Exercise aim:
Go through the data below and gather each line containing "name".

Excerpted data:
BEGIN

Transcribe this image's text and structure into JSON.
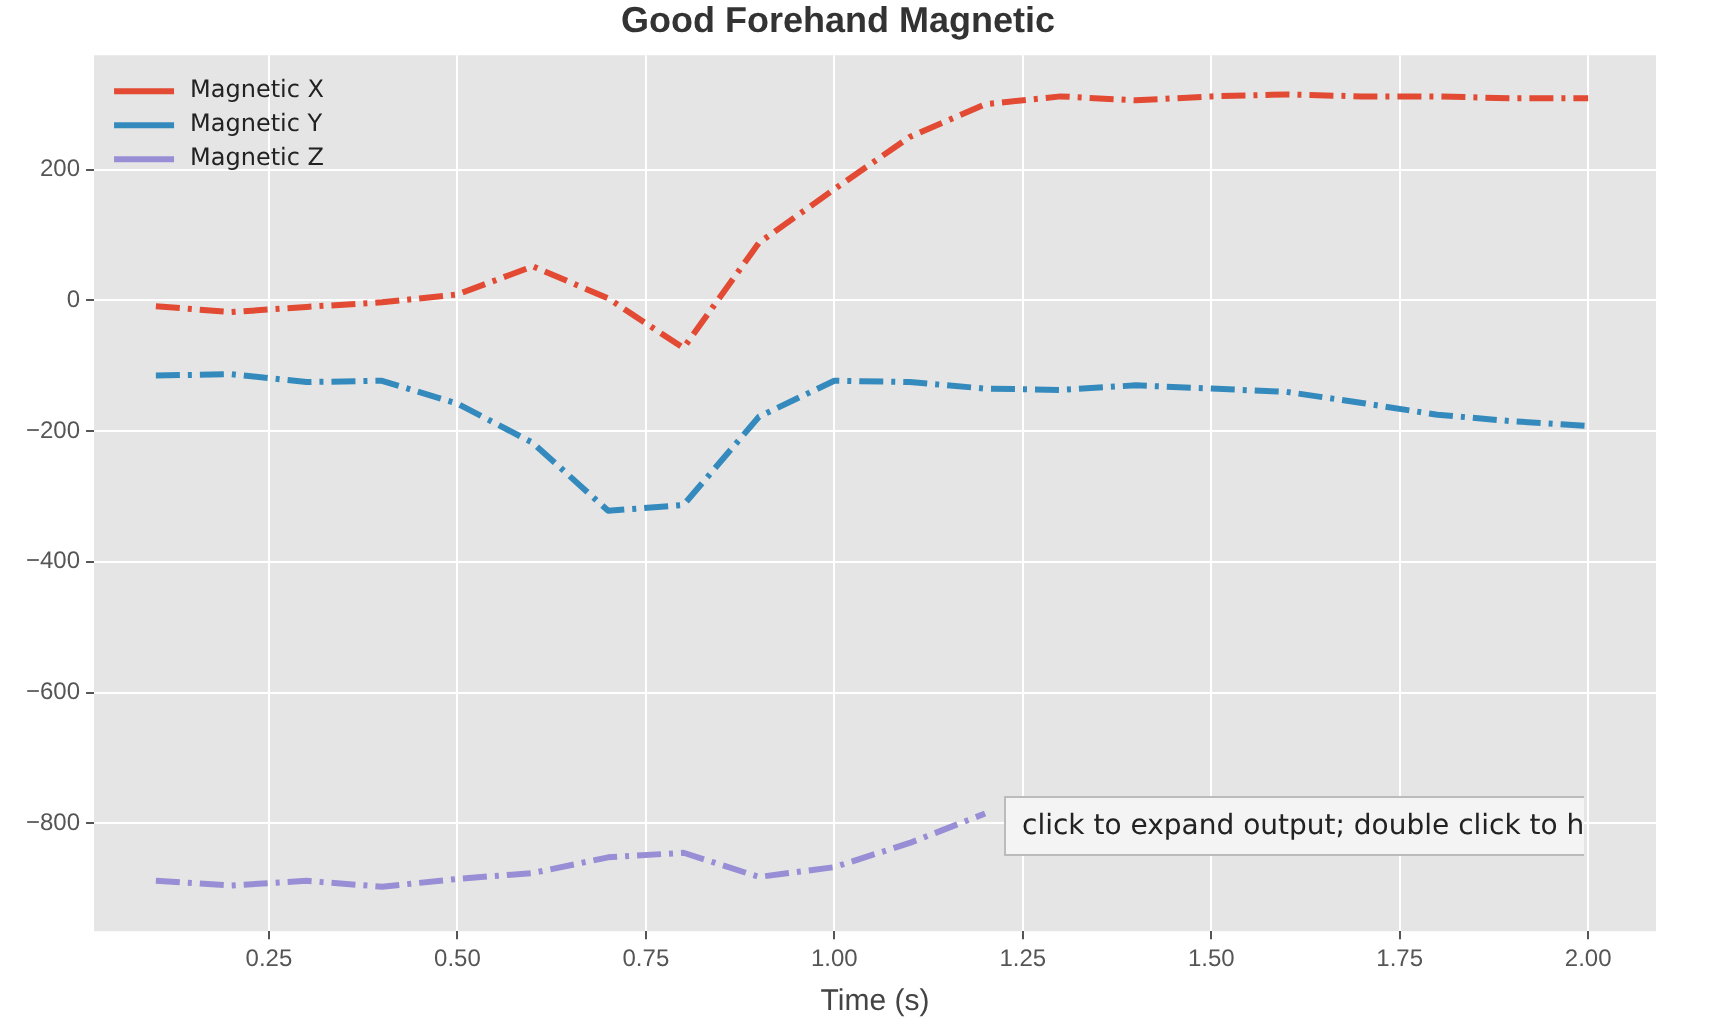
{
  "chart_data": {
    "type": "line",
    "title": "Good Forehand Magnetic",
    "xlabel": "Time (s)",
    "x": [
      0.1,
      0.2,
      0.3,
      0.4,
      0.5,
      0.6,
      0.7,
      0.8,
      0.9,
      1.0,
      1.1,
      1.2,
      1.3,
      1.4,
      1.5,
      1.6,
      1.7,
      1.8,
      1.9,
      2.0
    ],
    "series": [
      {
        "name": "Magnetic X",
        "color": "#e24a33",
        "values": [
          -9,
          -18,
          -10,
          -3,
          9,
          52,
          3,
          -73,
          88,
          170,
          250,
          300,
          312,
          306,
          312,
          315,
          312,
          312,
          309,
          309
        ]
      },
      {
        "name": "Magnetic Y",
        "color": "#348abd",
        "values": [
          -115,
          -113,
          -125,
          -123,
          -158,
          -218,
          -322,
          -313,
          -178,
          -123,
          -125,
          -135,
          -137,
          -130,
          -135,
          -140,
          -157,
          -175,
          -185,
          -192
        ]
      },
      {
        "name": "Magnetic Z",
        "color": "#988ed5",
        "values": [
          -888,
          -895,
          -888,
          -897,
          -885,
          -876,
          -852,
          -845,
          -882,
          -867,
          -830,
          -785,
          null,
          null,
          null,
          null,
          null,
          null,
          null,
          null
        ]
      }
    ],
    "xlim": [
      0.018,
      2.09
    ],
    "xticks": [
      {
        "value": 0.25,
        "label": "0.25"
      },
      {
        "value": 0.5,
        "label": "0.50"
      },
      {
        "value": 0.75,
        "label": "0.75"
      },
      {
        "value": 1.0,
        "label": "1.00"
      },
      {
        "value": 1.25,
        "label": "1.25"
      },
      {
        "value": 1.5,
        "label": "1.50"
      },
      {
        "value": 1.75,
        "label": "1.75"
      },
      {
        "value": 2.0,
        "label": "2.00"
      }
    ],
    "ylim": [
      -965,
      375
    ],
    "yticks": [
      -800,
      -600,
      -400,
      -200,
      0,
      200
    ],
    "grid": true,
    "legend": "top left",
    "marker": "none",
    "line_style": "dashed",
    "annotations": [
      "click to expand output; double click to h"
    ]
  }
}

END

Response to this task:
        "name": "Magnetic X",
        "name": "Magnetic Y",
        "name": "Magnetic Z",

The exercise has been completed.